#### BRANO DELL'ARTICOLO ####

"Preservativi gratis e più medici non obiettori", all'Ars una legge per la "maternità consapevole"

Previste anche attività di supporto psicologico pre e post parto o post aborto. Il disegno di legge è stato presentato da Claudio Fava: "Nella nostra regione oltre l’87% dei ginecologi si dichiara obiettore mentre cresce il numero delle gravidanze indesiderate"

Claudio Fava

“In questi mesi stiamo assistendo a un generale attacco ai diritti, compreso quello alla salute. Un attacco che colpisce soprattutto le donne. È il caso della mancata applicazione della legge 194, resa monca dall’esorbitante numero di obiettori e dalla mancanza di interventi per una maternità consapevole, con conseguenze spesso drammatiche per la salute delle donne stesse". E' quanto afferma Claudio Fava, che ha presentato all'Ars un disegno di legge per una "maternità e paternità consapevole". Il disegno di legge propone un'organizzazione delle strutture sanitarie pubbliche e del privato accreditato che garantisca la presenza di personale medico "non obiettore". Accanto a questo, la proposta di Fava prevede attività di informazione ed educazione sessuale, supporto psicologico pre e post parto o post aborto, la distribuzione gratuita di profilattici e anticoncezionali.

#### DATI DI PARTENZA ####

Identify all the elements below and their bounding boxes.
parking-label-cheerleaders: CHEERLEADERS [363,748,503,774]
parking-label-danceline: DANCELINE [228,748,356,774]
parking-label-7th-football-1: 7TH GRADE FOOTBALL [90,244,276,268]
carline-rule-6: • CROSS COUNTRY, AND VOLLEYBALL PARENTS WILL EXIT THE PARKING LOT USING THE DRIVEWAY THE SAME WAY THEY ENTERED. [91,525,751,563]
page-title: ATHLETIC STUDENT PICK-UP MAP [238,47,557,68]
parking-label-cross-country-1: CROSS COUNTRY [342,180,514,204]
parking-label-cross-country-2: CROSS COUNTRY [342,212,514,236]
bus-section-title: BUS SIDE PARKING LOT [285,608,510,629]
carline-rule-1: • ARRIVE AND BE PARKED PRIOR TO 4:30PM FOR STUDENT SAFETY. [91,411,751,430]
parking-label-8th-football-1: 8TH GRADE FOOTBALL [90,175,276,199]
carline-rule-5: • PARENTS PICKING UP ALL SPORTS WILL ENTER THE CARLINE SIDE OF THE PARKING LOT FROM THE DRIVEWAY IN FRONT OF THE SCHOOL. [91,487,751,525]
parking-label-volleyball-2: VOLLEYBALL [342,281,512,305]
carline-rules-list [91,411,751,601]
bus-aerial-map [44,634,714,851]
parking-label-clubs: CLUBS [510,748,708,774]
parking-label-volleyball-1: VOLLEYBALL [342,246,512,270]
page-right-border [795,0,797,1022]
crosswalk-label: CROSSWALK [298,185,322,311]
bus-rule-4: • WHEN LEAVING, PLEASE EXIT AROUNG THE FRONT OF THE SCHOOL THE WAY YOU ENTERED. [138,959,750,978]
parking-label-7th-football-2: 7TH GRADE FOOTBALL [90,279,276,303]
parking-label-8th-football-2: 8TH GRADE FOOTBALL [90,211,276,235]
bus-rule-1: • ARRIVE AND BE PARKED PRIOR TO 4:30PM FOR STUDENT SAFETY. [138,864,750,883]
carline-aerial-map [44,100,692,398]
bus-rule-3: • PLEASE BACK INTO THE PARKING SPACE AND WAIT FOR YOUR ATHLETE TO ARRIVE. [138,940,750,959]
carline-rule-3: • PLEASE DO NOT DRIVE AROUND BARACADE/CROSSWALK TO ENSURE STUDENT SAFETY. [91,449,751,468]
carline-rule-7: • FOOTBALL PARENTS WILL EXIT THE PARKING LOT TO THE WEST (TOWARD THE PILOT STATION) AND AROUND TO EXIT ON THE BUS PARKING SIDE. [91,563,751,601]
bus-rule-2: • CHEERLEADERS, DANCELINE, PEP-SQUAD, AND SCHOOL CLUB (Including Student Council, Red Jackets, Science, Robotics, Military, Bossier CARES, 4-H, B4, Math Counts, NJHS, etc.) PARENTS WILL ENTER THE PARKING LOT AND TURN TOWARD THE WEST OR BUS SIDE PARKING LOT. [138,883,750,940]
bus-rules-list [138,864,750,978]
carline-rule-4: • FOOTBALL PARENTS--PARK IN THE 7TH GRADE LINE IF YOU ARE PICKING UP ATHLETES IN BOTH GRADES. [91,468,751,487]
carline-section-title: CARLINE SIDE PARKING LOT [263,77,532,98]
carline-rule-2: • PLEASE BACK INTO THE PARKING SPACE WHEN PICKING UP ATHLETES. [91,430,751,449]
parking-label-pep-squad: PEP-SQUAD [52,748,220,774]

####

_CONSEGNA 1_: Elenca tutte le misure che, secondo l'articolo sulla legge per la maternità consapevole, il disegno di legge di Claudio Fava propone o prevede.
_CONSEGNA 2_: Nell'articolo sulla legge per la maternità consapevole, perché secondo Claudio Fava la legge 194 è "resa monca"? Rispondi in una o due frasi.
_CONSEGNA 3_: Riprendi l'articolo sulla legge per la maternità consapevole e scrivi il seguito a partire dal punto in cui si ferma.

_SVOLGIMENTO 1_:
- Un'organizzazione delle strutture sanitarie pubbliche e del privato accreditato che garantisca la presenza di personale medico "non obiettore"
- Attività di informazione ed educazione sessuale
- Supporto psicologico pre e post parto o post aborto
- Distribuzione gratuita di profilattici e anticoncezionali

_SVOLGIMENTO 2_: Secondo Fava la legge 194 è resa monca dall'esorbitante numero di obiettori. Vi contribuisce anche la mancanza di interventi per una maternità consapevole.

_SVOLGIMENTO 3_:
"Dovranno essere predisposte - si legge nel ddl - misure di supporto, anche psicologico e psicoterapeutico, attraverso personale specializzato, per la predisposizione di percorsi di accompagnamento e sostegno psicologico, con particolare attenzione alla prevenzione e al trattamento di fenomeni depressivi, sia legati alla gravidanza che al post-aborto e post-partum. Dovrà essere prevista la Ssomministrazione di dispositivi anticoncezionali, ormonali e non ormonali, in tutti i presidi ospedalieri e nei consultori, con l'Inserimento di detti presidi nell'elenco delle forniture obbligatorie per farmacie ospedaliere e comunali e la previsione della loro somministrazione gratuita per le donne al di sotto dei 26 anni di età, per tutte le  donne in condizione economiche svantaggiate, nel post aborto (entro 24 mesi dall’intervento) e nel post-partum (entro 12 mesi dal parto)".

Per Fava, "i dati ci dicono che nella nostra regione oltre l’87% dei ginecologi si dichiara obiettore mentre cresce il numero delle gravidanze indesiderate soprattutto tra giovani e giovanissimi. Non c’è più tempo da perdere con ipocrisie e falsi moralismi, servono strumenti legislativi a livello regionale”.